(Collected data)
***

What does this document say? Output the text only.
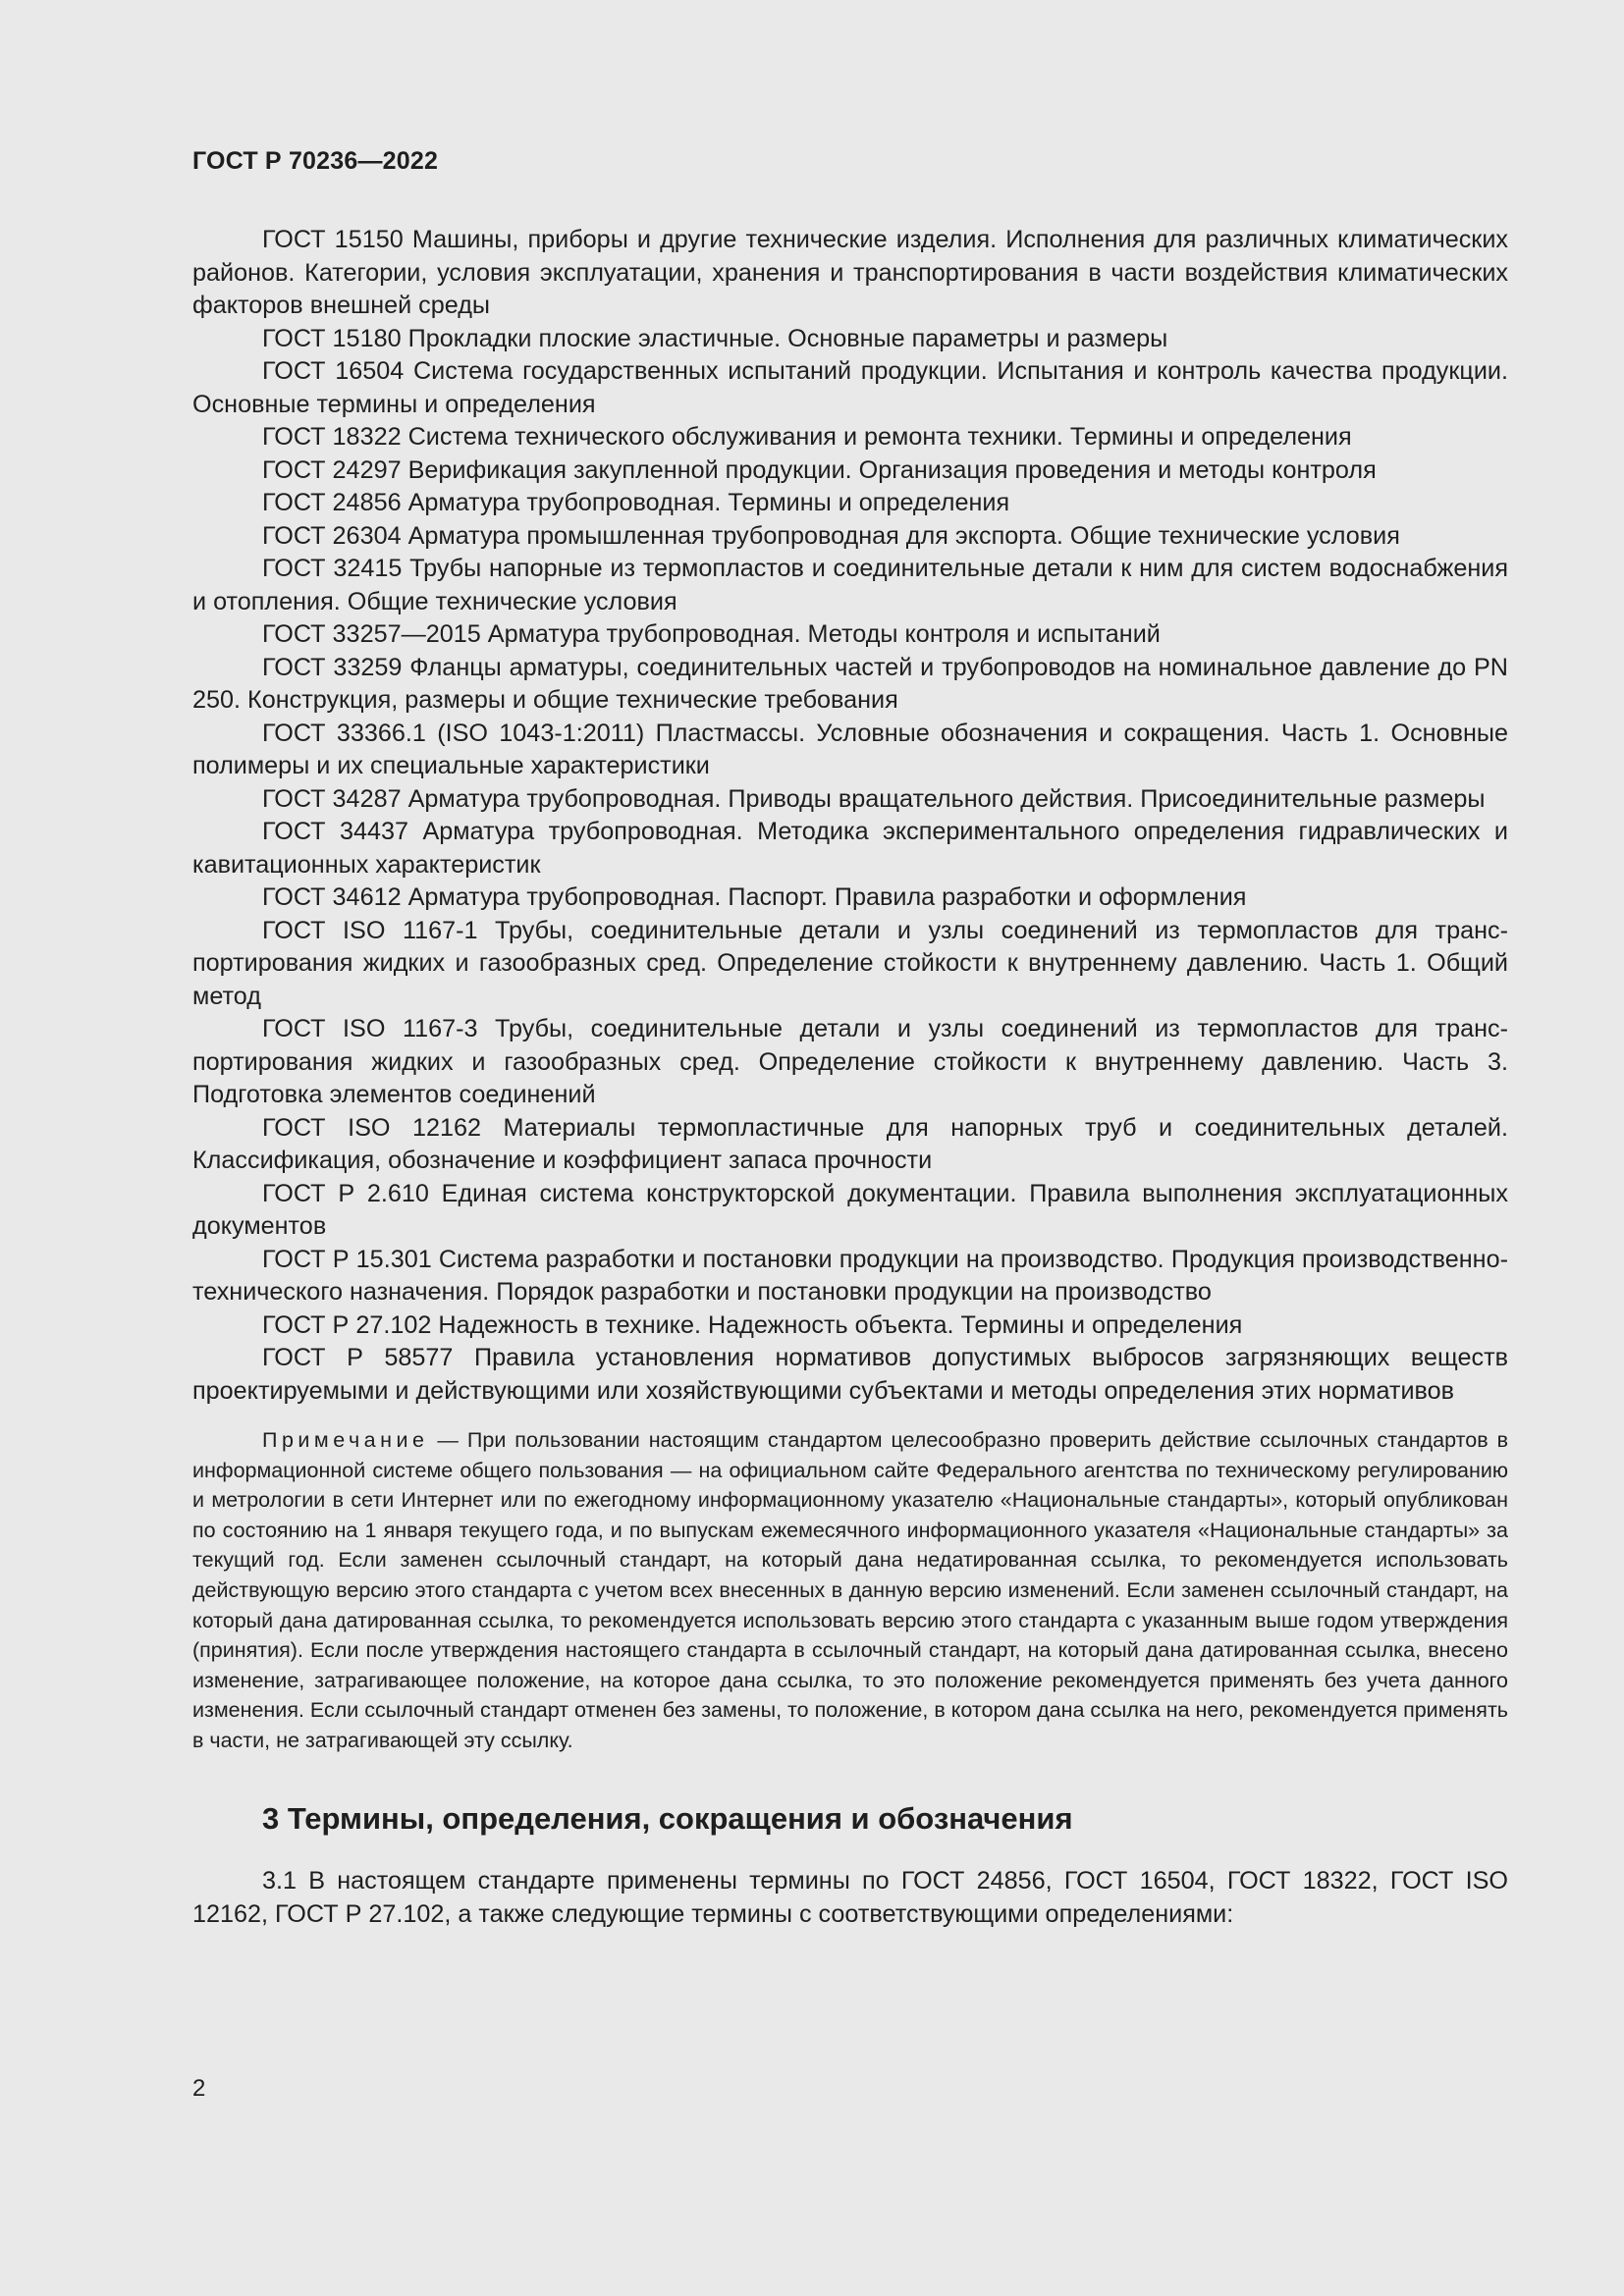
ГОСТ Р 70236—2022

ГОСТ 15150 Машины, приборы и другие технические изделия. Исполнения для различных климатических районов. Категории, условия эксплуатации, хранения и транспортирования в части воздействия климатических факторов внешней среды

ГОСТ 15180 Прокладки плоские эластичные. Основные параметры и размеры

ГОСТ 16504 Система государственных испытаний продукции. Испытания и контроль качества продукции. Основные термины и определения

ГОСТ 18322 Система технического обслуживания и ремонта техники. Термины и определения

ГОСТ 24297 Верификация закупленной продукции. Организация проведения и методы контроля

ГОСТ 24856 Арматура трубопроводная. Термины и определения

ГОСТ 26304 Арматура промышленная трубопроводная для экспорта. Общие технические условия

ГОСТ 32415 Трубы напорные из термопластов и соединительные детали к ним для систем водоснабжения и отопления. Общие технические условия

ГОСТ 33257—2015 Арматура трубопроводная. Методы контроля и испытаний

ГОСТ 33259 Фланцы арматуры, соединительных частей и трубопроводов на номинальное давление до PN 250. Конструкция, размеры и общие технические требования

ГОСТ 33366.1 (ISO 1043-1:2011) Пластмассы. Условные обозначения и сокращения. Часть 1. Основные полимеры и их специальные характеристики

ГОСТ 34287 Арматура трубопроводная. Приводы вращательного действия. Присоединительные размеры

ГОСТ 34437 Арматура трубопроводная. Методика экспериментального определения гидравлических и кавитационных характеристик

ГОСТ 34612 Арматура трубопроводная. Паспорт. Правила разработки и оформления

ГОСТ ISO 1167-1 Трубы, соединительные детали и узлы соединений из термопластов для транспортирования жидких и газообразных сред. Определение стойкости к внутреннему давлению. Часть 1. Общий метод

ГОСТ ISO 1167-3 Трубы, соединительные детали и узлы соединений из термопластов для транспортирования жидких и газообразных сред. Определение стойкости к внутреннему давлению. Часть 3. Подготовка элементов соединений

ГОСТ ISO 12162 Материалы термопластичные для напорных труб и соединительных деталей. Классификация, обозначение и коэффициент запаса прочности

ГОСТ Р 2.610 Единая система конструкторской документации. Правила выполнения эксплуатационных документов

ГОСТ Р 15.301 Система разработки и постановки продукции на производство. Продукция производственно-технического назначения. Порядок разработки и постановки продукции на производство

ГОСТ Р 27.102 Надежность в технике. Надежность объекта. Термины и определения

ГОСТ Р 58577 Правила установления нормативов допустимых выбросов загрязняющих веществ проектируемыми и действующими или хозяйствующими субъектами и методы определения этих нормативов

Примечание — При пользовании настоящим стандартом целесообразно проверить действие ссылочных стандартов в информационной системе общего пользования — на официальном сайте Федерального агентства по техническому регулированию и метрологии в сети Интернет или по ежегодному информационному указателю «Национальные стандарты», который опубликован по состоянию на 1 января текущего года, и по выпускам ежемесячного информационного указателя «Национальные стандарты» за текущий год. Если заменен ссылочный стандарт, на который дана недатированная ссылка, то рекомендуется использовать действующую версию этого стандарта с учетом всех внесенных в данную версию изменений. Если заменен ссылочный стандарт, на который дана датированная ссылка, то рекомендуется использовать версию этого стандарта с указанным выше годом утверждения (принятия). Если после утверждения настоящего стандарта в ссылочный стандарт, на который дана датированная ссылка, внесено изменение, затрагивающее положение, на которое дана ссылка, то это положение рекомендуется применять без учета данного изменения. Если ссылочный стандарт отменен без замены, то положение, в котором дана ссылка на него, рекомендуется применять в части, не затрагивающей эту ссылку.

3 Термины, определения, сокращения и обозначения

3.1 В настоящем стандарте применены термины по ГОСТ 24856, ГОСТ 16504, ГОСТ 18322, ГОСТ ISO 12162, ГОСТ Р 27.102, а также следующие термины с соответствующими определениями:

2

***

--- Task description ---
Extract the full listing exactly, with the pictures left out.

--- Result ---
What does this document say? Output the text only.
ГОСТ Р 70236—2022

ГОСТ 15150 Машины, приборы и другие технические изделия. Исполнения для различных климатических районов. Категории, условия эксплуатации, хранения и транспортирования в части воздействия климатических факторов внешней среды

ГОСТ 15180 Прокладки плоские эластичные. Основные параметры и размеры

ГОСТ 16504 Система государственных испытаний продукции. Испытания и контроль качества продукции. Основные термины и определения

ГОСТ 18322 Система технического обслуживания и ремонта техники. Термины и определения

ГОСТ 24297 Верификация закупленной продукции. Организация проведения и методы контроля

ГОСТ 24856 Арматура трубопроводная. Термины и определения

ГОСТ 26304 Арматура промышленная трубопроводная для экспорта. Общие технические условия

ГОСТ 32415 Трубы напорные из термопластов и соединительные детали к ним для систем водоснабжения и отопления. Общие технические условия

ГОСТ 33257—2015 Арматура трубопроводная. Методы контроля и испытаний

ГОСТ 33259 Фланцы арматуры, соединительных частей и трубопроводов на номинальное давление до PN 250. Конструкция, размеры и общие технические требования

ГОСТ 33366.1 (ISO 1043-1:2011) Пластмассы. Условные обозначения и сокращения. Часть 1. Основные полимеры и их специальные характеристики

ГОСТ 34287 Арматура трубопроводная. Приводы вращательного действия. Присоединительные размеры

ГОСТ 34437 Арматура трубопроводная. Методика экспериментального определения гидравлических и кавитационных характеристик

ГОСТ 34612 Арматура трубопроводная. Паспорт. Правила разработки и оформления

ГОСТ ISO 1167-1 Трубы, соединительные детали и узлы соединений из термопластов для транспортирования жидких и газообразных сред. Определение стойкости к внутреннему давлению. Часть 1. Общий метод

ГОСТ ISO 1167-3 Трубы, соединительные детали и узлы соединений из термопластов для транспортирования жидких и газообразных сред. Определение стойкости к внутреннему давлению. Часть 3. Подготовка элементов соединений

ГОСТ ISO 12162 Материалы термопластичные для напорных труб и соединительных деталей. Классификация, обозначение и коэффициент запаса прочности

ГОСТ Р 2.610 Единая система конструкторской документации. Правила выполнения эксплуатационных документов

ГОСТ Р 15.301 Система разработки и постановки продукции на производство. Продукция производственно-технического назначения. Порядок разработки и постановки продукции на производство

ГОСТ Р 27.102 Надежность в технике. Надежность объекта. Термины и определения

ГОСТ Р 58577 Правила установления нормативов допустимых выбросов загрязняющих веществ проектируемыми и действующими или хозяйствующими субъектами и методы определения этих нормативов

Примечание — При пользовании настоящим стандартом целесообразно проверить действие ссылочных стандартов в информационной системе общего пользования — на официальном сайте Федерального агентства по техническому регулированию и метрологии в сети Интернет или по ежегодному информационному указателю «Национальные стандарты», который опубликован по состоянию на 1 января текущего года, и по выпускам ежемесячного информационного указателя «Национальные стандарты» за текущий год. Если заменен ссылочный стандарт, на который дана недатированная ссылка, то рекомендуется использовать действующую версию этого стандарта с учетом всех внесенных в данную версию изменений. Если заменен ссылочный стандарт, на который дана датированная ссылка, то рекомендуется использовать версию этого стандарта с указанным выше годом утверждения (принятия). Если после утверждения настоящего стандарта в ссылочный стандарт, на который дана датированная ссылка, внесено изменение, затрагивающее положение, на которое дана ссылка, то это положение рекомендуется применять без учета данного изменения. Если ссылочный стандарт отменен без замены, то положение, в котором дана ссылка на него, рекомендуется применять в части, не затрагивающей эту ссылку.

3 Термины, определения, сокращения и обозначения

3.1 В настоящем стандарте применены термины по ГОСТ 24856, ГОСТ 16504, ГОСТ 18322, ГОСТ ISO 12162, ГОСТ Р 27.102, а также следующие термины с соответствующими определениями:

2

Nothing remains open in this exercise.